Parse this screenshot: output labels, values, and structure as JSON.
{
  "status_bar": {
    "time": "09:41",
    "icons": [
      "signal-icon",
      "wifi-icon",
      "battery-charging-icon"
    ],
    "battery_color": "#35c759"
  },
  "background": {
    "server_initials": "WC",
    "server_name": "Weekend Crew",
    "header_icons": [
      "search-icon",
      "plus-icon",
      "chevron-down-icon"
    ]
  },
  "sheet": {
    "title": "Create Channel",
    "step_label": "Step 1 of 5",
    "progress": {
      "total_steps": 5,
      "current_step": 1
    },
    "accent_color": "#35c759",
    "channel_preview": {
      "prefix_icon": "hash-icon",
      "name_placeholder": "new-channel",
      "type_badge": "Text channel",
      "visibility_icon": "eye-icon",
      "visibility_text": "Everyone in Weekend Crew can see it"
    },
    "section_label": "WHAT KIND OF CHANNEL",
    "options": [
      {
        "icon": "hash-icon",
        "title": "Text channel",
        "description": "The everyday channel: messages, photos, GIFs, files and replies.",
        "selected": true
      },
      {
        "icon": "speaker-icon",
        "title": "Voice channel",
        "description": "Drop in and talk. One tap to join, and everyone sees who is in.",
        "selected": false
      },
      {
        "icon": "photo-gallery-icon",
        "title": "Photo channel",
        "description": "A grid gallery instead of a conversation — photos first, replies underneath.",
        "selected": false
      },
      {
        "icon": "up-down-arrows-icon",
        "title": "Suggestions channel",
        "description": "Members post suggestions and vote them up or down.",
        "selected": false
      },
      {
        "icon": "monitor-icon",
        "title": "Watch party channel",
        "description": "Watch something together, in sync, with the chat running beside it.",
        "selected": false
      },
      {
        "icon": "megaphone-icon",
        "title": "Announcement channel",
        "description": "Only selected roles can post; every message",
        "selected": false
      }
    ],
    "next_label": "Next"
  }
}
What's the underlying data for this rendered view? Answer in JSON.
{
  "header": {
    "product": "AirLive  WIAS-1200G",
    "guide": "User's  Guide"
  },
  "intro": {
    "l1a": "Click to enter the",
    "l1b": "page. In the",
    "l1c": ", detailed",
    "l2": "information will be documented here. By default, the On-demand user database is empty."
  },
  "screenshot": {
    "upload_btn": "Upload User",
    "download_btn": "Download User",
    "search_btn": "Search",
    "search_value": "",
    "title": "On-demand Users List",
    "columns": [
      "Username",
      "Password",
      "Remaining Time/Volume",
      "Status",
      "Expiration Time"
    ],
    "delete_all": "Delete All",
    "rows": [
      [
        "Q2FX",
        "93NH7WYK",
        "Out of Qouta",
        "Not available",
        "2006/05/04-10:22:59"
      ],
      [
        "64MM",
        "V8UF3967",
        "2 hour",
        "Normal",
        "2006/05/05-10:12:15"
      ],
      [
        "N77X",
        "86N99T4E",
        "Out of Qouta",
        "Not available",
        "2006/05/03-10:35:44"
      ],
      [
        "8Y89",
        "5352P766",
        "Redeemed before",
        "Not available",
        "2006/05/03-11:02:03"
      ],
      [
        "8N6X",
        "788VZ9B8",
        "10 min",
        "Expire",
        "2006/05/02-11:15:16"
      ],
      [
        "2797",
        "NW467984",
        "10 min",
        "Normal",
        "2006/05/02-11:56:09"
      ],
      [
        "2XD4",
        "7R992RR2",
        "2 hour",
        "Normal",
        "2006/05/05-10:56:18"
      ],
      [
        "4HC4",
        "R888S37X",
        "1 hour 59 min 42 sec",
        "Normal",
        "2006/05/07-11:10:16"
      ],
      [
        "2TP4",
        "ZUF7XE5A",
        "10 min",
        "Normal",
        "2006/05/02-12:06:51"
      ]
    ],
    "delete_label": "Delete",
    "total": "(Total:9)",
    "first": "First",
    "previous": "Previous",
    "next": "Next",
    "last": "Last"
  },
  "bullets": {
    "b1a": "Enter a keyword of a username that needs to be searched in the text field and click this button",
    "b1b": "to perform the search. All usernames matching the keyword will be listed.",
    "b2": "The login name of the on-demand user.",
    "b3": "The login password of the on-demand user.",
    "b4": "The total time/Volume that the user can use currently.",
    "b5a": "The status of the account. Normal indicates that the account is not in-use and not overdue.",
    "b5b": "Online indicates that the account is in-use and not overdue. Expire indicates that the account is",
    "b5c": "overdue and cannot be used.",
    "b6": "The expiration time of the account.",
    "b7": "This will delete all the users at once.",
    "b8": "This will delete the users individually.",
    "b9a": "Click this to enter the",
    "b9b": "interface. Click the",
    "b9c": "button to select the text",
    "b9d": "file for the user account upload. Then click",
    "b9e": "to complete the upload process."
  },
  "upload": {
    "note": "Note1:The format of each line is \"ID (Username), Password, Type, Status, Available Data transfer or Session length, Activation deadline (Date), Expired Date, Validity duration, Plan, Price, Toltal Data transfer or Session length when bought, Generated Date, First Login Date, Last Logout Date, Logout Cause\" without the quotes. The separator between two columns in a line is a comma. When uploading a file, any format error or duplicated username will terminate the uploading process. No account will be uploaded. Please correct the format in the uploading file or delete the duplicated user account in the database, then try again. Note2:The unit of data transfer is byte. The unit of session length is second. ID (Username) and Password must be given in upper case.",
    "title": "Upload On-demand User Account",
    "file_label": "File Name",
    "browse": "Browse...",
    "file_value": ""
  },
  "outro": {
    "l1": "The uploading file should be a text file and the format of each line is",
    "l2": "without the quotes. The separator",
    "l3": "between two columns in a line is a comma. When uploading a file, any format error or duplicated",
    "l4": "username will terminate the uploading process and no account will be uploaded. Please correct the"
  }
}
● ● ●
Written exercise: Could you transcribe the records in full, exactly?

Finished exercise:
Parse this screenshot: output labels, values, and structure as JSON.
{
  "status_bar": {
    "time": "09:41",
    "icons": [
      "signal-icon",
      "wifi-icon",
      "battery-charging-icon"
    ],
    "battery_color": "#35c759"
  },
  "background": {
    "server_initials": "WC",
    "server_name": "Weekend Crew",
    "header_icons": [
      "search-icon",
      "plus-icon",
      "chevron-down-icon"
    ]
  },
  "sheet": {
    "title": "Create Channel",
    "step_label": "Step 1 of 5",
    "progress": {
      "total_steps": 5,
      "current_step": 1
    },
    "accent_color": "#35c759",
    "channel_preview": {
      "prefix_icon": "hash-icon",
      "name_placeholder": "new-channel",
      "type_badge": "Text channel",
      "visibility_icon": "eye-icon",
      "visibility_text": "Everyone in Weekend Crew can see it"
    },
    "section_label": "WHAT KIND OF CHANNEL",
    "options": [
      {
        "icon": "hash-icon",
        "title": "Text channel",
        "description": "The everyday channel: messages, photos, GIFs, files and replies.",
        "selected": true
      },
      {
        "icon": "speaker-icon",
        "title": "Voice channel",
        "description": "Drop in and talk. One tap to join, and everyone sees who is in.",
        "selected": false
      },
      {
        "icon": "photo-gallery-icon",
        "title": "Photo channel",
        "description": "A grid gallery instead of a conversation — photos first, replies underneath.",
        "selected": false
      },
      {
        "icon": "up-down-arrows-icon",
        "title": "Suggestions channel",
        "description": "Members post suggestions and vote them up or down.",
        "selected": false
      },
      {
        "icon": "monitor-icon",
        "title": "Watch party channel",
        "description": "Watch something together, in sync, with the chat running beside it.",
        "selected": false
      },
      {
        "icon": "megaphone-icon",
        "title": "Announcement channel",
        "description": "Only selected roles can post; every message",
        "selected": false
      }
    ],
    "next_label": "Next"
  }
}
What's the underlying data for this rendered view? Answer in JSON.
{
  "header": {
    "product": "AirLive  WIAS-1200G",
    "guide": "User's  Guide"
  },
  "intro": {
    "l1a": "Click to enter the",
    "l1b": "page. In the",
    "l1c": ", detailed",
    "l2": "information will be documented here. By default, the On-demand user database is empty."
  },
  "screenshot": {
    "upload_btn": "Upload User",
    "download_btn": "Download User",
    "search_btn": "Search",
    "search_value": "",
    "title": "On-demand Users List",
    "columns": [
      "Username",
      "Password",
      "Remaining Time/Volume",
      "Status",
      "Expiration Time"
    ],
    "delete_all": "Delete All",
    "rows": [
      [
        "Q2FX",
        "93NH7WYK",
        "Out of Qouta",
        "Not available",
        "2006/05/04-10:22:59"
      ],
      [
        "64MM",
        "V8UF3967",
        "2 hour",
        "Normal",
        "2006/05/05-10:12:15"
      ],
      [
        "N77X",
        "86N99T4E",
        "Out of Qouta",
        "Not available",
        "2006/05/03-10:35:44"
      ],
      [
        "8Y89",
        "5352P766",
        "Redeemed before",
        "Not available",
        "2006/05/03-11:02:03"
      ],
      [
        "8N6X",
        "788VZ9B8",
        "10 min",
        "Expire",
        "2006/05/02-11:15:16"
      ],
      [
        "2797",
        "NW467984",
        "10 min",
        "Normal",
        "2006/05/02-11:56:09"
      ],
      [
        "2XD4",
        "7R992RR2",
        "2 hour",
        "Normal",
        "2006/05/05-10:56:18"
      ],
      [
        "4HC4",
        "R888S37X",
        "1 hour 59 min 42 sec",
        "Normal",
        "2006/05/07-11:10:16"
      ],
      [
        "2TP4",
        "ZUF7XE5A",
        "10 min",
        "Normal",
        "2006/05/02-12:06:51"
      ]
    ],
    "delete_label": "Delete",
    "total": "(Total:9)",
    "first": "First",
    "previous": "Previous",
    "next": "Next",
    "last": "Last"
  },
  "bullets": {
    "b1a": "Enter a keyword of a username that needs to be searched in the text field and click this button",
    "b1b": "to perform the search. All usernames matching the keyword will be listed.",
    "b2": "The login name of the on-demand user.",
    "b3": "The login password of the on-demand user.",
    "b4": "The total time/Volume that the user can use currently.",
    "b5a": "The status of the account. Normal indicates that the account is not in-use and not overdue.",
    "b5b": "Online indicates that the account is in-use and not overdue. Expire indicates that the account is",
    "b5c": "overdue and cannot be used.",
    "b6": "The expiration time of the account.",
    "b7": "This will delete all the users at once.",
    "b8": "This will delete the users individually.",
    "b9a": "Click this to enter the",
    "b9b": "interface. Click the",
    "b9c": "button to select the text",
    "b9d": "file for the user account upload. Then click",
    "b9e": "to complete the upload process."
  },
  "upload": {
    "note": "Note1:The format of each line is \"ID (Username), Password, Type, Status, Available Data transfer or Session length, Activation deadline (Date), Expired Date, Validity duration, Plan, Price, Toltal Data transfer or Session length when bought, Generated Date, First Login Date, Last Logout Date, Logout Cause\" without the quotes. The separator between two columns in a line is a comma. When uploading a file, any format error or duplicated username will terminate the uploading process. No account will be uploaded. Please correct the format in the uploading file or delete the duplicated user account in the database, then try again. Note2:The unit of data transfer is byte. The unit of session length is second. ID (Username) and Password must be given in upper case.",
    "title": "Upload On-demand User Account",
    "file_label": "File Name",
    "browse": "Browse...",
    "file_value": ""
  },
  "outro": {
    "l1": "The uploading file should be a text file and the format of each line is",
    "l2": "without the quotes. The separator",
    "l3": "between two columns in a line is a comma. When uploading a file, any format error or duplicated",
    "l4": "username will terminate the uploading process and no account will be uploaded. Please correct the"
  }
}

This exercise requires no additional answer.